=== Goal ===
Scan the entries below. List each line with "提现秒到".

[Start of Source data]

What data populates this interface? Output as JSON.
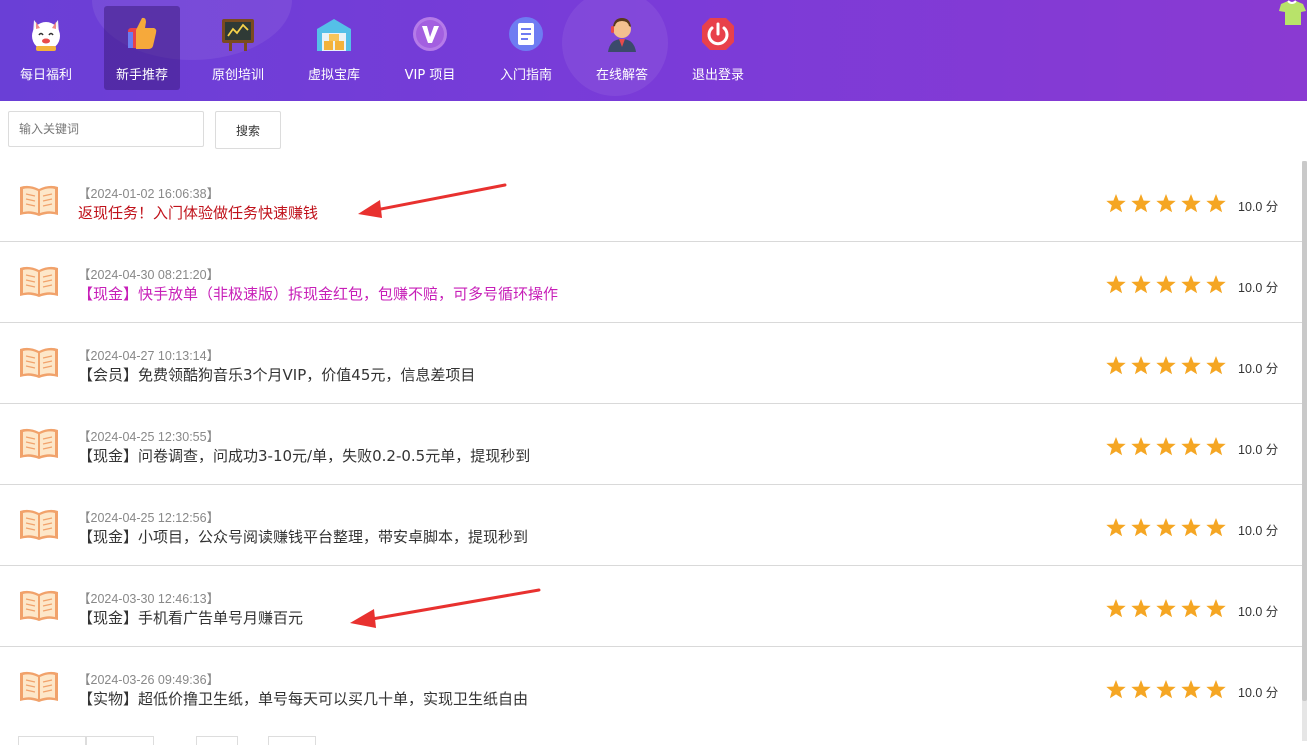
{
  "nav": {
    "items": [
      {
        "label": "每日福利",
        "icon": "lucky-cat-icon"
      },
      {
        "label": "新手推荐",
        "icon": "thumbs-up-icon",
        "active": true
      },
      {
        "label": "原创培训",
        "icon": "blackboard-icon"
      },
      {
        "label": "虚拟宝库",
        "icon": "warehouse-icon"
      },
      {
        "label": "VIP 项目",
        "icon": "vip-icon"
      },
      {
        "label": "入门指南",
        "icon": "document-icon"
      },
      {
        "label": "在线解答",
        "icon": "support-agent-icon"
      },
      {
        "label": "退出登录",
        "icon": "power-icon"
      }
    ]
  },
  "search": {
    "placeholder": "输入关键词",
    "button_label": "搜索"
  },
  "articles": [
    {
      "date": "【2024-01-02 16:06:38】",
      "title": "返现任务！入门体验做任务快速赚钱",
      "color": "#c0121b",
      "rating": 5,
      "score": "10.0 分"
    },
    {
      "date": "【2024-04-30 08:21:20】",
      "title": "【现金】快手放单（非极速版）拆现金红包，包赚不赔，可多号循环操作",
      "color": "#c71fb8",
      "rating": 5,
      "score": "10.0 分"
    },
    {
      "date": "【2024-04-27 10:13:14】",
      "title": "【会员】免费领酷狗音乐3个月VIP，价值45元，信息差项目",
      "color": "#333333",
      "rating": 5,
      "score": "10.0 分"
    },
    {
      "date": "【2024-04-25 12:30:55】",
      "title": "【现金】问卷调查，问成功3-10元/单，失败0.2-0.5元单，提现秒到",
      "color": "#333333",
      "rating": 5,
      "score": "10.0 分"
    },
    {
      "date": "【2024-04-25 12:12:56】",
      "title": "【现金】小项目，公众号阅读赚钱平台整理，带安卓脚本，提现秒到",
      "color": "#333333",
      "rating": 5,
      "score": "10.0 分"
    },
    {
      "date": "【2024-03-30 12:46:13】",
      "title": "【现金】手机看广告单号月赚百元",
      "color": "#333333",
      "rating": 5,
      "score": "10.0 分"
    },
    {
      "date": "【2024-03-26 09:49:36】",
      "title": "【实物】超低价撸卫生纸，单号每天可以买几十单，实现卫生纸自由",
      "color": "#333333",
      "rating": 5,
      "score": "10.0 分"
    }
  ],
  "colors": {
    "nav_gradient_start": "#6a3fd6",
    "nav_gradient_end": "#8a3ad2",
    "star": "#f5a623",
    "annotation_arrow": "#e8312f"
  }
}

[End of Source data]
[Start of Source data]

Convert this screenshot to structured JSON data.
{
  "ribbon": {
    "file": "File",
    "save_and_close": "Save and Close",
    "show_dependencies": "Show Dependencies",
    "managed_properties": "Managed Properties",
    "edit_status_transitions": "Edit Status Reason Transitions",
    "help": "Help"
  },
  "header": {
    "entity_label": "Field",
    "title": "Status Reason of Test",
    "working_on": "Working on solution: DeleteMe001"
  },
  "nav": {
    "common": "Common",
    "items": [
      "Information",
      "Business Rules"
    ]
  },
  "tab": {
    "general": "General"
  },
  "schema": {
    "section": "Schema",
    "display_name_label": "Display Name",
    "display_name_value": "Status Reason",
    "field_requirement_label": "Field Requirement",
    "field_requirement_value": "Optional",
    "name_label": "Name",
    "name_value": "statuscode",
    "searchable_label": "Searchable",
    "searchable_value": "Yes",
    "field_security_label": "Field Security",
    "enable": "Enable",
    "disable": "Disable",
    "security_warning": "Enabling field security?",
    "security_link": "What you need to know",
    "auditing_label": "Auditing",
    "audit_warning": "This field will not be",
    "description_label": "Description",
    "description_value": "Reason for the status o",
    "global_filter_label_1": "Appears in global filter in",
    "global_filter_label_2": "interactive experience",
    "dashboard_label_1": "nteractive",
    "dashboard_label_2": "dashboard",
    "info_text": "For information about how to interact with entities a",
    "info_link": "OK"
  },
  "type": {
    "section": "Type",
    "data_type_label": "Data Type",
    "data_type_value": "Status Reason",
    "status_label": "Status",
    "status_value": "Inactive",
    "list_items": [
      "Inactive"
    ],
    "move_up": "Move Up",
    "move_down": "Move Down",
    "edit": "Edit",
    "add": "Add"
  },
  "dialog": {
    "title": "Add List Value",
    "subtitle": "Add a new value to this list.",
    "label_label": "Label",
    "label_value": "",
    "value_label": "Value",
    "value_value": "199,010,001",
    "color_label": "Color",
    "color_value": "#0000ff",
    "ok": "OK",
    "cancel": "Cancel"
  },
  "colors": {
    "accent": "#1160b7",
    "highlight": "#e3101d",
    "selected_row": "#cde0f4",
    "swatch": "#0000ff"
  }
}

[End of Source data]

=== Reply ===
      "title": "【现金】问卷调查，问成功3-10元/单，失败0.2-0.5元单，提现秒到",
      "title": "【现金】小项目，公众号阅读赚钱平台整理，带安卓脚本，提现秒到",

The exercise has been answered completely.